(Stored records)
******************************
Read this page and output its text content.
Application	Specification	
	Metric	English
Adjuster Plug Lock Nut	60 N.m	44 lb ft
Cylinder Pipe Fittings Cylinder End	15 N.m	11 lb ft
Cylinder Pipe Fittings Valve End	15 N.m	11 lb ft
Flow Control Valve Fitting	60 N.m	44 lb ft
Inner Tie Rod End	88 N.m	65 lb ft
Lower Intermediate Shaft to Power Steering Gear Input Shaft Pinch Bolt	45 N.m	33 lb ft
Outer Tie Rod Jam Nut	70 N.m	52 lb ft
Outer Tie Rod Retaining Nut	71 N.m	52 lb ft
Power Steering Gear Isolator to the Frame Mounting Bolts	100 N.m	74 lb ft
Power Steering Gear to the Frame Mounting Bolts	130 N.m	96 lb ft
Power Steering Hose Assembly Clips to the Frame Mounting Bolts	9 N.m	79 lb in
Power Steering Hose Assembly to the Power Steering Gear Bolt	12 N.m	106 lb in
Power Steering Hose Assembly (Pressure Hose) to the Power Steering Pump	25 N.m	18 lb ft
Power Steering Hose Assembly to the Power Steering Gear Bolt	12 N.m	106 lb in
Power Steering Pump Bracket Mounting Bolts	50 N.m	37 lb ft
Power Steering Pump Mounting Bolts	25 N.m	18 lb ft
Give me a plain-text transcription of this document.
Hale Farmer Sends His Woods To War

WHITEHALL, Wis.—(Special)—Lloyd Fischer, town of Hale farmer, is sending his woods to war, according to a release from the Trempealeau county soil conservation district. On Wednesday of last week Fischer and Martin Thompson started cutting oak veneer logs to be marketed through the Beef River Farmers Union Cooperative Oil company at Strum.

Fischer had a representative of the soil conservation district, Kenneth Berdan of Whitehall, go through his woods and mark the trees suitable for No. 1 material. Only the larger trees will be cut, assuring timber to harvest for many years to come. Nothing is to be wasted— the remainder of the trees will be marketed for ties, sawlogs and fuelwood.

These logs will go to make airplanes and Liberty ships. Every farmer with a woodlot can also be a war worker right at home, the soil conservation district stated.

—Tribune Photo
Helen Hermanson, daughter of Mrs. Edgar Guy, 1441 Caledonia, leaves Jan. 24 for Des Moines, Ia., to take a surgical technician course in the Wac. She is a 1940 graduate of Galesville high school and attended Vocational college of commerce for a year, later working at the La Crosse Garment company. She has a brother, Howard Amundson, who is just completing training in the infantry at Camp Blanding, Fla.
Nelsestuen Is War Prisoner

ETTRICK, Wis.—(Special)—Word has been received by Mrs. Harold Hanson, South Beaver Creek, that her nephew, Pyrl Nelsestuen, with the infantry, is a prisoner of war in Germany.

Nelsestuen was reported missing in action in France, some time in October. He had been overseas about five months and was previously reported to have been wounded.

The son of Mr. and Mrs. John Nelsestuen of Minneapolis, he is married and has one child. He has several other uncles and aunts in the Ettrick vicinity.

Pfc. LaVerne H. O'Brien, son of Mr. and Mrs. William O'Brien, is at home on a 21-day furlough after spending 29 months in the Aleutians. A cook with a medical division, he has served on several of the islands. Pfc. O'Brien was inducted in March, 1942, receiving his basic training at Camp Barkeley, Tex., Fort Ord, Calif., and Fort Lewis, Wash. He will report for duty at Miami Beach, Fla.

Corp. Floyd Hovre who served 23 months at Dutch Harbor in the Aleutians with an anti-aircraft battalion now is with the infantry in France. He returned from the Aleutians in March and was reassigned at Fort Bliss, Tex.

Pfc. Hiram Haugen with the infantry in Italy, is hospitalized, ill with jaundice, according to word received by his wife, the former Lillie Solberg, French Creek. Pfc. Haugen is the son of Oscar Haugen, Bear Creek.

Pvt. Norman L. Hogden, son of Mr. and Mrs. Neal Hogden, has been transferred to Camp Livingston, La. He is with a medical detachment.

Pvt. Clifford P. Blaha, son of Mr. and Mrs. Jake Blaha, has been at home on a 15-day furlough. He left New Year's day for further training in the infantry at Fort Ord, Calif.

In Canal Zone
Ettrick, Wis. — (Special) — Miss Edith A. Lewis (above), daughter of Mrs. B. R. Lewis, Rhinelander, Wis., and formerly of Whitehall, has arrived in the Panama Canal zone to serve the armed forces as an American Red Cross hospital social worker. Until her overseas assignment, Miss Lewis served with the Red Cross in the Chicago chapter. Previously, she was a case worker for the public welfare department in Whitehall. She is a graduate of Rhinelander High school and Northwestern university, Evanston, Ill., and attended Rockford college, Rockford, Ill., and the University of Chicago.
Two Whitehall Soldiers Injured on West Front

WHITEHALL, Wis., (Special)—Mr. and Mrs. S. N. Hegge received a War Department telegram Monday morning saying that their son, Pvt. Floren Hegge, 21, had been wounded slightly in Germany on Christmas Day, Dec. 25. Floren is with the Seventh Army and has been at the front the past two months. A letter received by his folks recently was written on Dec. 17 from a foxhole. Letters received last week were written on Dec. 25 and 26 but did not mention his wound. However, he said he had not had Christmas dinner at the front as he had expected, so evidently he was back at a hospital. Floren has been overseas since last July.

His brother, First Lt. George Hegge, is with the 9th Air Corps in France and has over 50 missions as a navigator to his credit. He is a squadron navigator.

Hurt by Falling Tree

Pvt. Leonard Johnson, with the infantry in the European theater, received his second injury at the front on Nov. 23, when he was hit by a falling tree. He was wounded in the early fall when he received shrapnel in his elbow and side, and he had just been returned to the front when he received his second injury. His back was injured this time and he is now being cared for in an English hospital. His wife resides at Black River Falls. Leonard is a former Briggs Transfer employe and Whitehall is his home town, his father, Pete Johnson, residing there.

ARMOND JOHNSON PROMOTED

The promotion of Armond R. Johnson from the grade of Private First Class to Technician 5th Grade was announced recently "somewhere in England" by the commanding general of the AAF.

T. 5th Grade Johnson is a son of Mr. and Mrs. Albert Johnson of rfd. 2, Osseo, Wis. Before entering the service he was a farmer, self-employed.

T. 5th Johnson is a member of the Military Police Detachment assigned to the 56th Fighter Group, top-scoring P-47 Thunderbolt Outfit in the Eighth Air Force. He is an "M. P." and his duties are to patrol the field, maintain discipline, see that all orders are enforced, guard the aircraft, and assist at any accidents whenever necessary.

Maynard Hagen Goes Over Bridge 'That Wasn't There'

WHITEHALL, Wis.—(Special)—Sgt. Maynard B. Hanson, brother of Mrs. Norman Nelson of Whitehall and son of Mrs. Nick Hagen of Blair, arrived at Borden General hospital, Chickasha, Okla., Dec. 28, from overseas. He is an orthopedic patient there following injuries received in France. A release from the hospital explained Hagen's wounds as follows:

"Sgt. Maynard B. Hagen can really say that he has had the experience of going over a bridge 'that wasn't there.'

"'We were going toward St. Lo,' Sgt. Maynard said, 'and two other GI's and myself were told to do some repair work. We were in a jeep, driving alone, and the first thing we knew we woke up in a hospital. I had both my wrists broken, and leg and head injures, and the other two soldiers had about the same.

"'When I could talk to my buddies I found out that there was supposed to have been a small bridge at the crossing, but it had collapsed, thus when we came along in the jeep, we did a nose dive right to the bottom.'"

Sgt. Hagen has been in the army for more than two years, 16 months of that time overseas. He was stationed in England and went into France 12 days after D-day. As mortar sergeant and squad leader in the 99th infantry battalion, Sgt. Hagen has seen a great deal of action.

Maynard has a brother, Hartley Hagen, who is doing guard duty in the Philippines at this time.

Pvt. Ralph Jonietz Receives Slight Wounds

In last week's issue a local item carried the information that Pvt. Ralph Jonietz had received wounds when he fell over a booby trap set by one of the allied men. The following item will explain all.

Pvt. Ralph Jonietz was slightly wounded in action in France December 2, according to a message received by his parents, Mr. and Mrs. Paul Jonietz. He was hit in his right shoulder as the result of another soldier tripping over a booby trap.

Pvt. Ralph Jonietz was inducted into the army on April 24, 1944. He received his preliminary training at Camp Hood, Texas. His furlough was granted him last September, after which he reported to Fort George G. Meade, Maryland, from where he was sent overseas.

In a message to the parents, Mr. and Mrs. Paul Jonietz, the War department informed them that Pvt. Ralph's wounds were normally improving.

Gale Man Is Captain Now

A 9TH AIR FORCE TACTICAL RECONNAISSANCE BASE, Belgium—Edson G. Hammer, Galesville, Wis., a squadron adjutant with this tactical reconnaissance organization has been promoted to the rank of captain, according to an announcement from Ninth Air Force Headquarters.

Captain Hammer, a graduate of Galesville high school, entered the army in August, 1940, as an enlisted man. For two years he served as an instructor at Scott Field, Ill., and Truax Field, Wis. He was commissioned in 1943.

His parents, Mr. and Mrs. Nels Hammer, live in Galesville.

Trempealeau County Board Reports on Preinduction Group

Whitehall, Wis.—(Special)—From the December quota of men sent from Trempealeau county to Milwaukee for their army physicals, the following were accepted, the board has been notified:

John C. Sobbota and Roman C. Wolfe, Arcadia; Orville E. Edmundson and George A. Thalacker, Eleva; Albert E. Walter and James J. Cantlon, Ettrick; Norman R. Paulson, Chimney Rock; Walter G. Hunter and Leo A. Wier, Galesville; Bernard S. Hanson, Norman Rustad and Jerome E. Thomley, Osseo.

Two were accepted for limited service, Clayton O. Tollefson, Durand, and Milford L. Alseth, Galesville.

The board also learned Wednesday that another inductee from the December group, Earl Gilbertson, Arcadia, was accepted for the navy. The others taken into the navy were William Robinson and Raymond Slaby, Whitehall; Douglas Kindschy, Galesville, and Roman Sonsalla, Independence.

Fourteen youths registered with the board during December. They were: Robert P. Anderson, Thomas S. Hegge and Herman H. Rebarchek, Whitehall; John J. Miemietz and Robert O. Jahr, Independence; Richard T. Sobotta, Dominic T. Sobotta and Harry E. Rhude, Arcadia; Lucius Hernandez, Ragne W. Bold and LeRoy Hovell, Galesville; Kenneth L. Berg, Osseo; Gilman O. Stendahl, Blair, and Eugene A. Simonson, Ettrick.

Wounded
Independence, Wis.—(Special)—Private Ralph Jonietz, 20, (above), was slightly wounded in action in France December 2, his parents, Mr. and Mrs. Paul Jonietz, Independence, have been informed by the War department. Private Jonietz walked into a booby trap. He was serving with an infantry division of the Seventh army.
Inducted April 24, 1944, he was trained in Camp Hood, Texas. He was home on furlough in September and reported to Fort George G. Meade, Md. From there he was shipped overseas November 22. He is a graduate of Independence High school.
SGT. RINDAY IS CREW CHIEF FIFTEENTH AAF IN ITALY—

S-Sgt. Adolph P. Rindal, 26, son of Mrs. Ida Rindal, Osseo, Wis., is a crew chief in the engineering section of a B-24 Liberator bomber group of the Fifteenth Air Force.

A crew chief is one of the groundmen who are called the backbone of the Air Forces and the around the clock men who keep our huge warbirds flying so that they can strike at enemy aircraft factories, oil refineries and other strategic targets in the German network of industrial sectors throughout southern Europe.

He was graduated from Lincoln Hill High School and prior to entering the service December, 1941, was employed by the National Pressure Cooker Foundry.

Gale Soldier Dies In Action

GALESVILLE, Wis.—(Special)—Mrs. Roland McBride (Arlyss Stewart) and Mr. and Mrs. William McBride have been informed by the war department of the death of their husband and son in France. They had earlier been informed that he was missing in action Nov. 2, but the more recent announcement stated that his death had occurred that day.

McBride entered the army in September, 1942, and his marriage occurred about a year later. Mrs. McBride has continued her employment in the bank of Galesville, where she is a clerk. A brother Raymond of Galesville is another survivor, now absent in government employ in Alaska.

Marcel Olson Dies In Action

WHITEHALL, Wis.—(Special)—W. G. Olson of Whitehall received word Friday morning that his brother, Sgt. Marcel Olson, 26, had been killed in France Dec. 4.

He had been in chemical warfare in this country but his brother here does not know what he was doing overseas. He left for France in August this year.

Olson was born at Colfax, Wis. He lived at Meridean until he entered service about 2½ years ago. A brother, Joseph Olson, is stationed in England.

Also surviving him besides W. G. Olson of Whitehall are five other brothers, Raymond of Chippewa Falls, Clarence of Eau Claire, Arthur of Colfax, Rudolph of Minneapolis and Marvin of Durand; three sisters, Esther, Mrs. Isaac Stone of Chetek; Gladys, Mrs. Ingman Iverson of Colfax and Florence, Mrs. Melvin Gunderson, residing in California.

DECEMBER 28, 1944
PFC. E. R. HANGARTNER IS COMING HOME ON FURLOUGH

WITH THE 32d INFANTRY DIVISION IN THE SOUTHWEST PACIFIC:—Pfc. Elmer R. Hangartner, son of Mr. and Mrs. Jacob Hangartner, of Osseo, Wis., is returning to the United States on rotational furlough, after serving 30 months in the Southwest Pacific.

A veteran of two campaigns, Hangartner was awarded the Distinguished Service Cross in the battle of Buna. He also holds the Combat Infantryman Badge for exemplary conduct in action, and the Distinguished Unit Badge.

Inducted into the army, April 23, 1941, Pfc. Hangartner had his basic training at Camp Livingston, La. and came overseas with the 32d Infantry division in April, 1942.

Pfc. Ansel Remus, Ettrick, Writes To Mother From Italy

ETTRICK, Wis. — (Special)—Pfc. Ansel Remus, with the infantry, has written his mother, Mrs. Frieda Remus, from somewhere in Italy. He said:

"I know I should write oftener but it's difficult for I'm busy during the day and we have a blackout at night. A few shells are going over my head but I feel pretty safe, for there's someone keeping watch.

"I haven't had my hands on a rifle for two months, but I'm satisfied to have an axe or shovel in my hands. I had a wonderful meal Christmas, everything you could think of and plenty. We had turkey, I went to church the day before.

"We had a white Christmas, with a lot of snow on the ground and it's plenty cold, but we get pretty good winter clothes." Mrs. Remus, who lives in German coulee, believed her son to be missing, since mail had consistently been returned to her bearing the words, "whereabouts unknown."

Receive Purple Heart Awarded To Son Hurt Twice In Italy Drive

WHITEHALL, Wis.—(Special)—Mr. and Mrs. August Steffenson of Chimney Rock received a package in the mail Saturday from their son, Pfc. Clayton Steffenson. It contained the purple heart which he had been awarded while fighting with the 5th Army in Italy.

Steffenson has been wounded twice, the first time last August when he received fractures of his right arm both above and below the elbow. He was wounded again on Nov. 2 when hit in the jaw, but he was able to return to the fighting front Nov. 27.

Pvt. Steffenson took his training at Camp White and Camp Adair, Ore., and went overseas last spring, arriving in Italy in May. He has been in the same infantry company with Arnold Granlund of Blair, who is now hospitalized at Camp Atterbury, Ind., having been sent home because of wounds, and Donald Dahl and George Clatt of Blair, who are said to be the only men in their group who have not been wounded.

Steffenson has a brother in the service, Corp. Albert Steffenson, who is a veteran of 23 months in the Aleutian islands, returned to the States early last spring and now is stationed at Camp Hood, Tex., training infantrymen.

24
******************************
§ **Task**
Gather all lines from the records above in which "Pump" appears.

§ **Correct answer**
Power Steering Hose Assembly (Pressure Hose) to the Power Steering Pump	25 N.m	18 lb ft
Power Steering Pump Bracket Mounting Bolts	50 N.m	37 lb ft
Power Steering Pump Mounting Bolts	25 N.m	18 lb ft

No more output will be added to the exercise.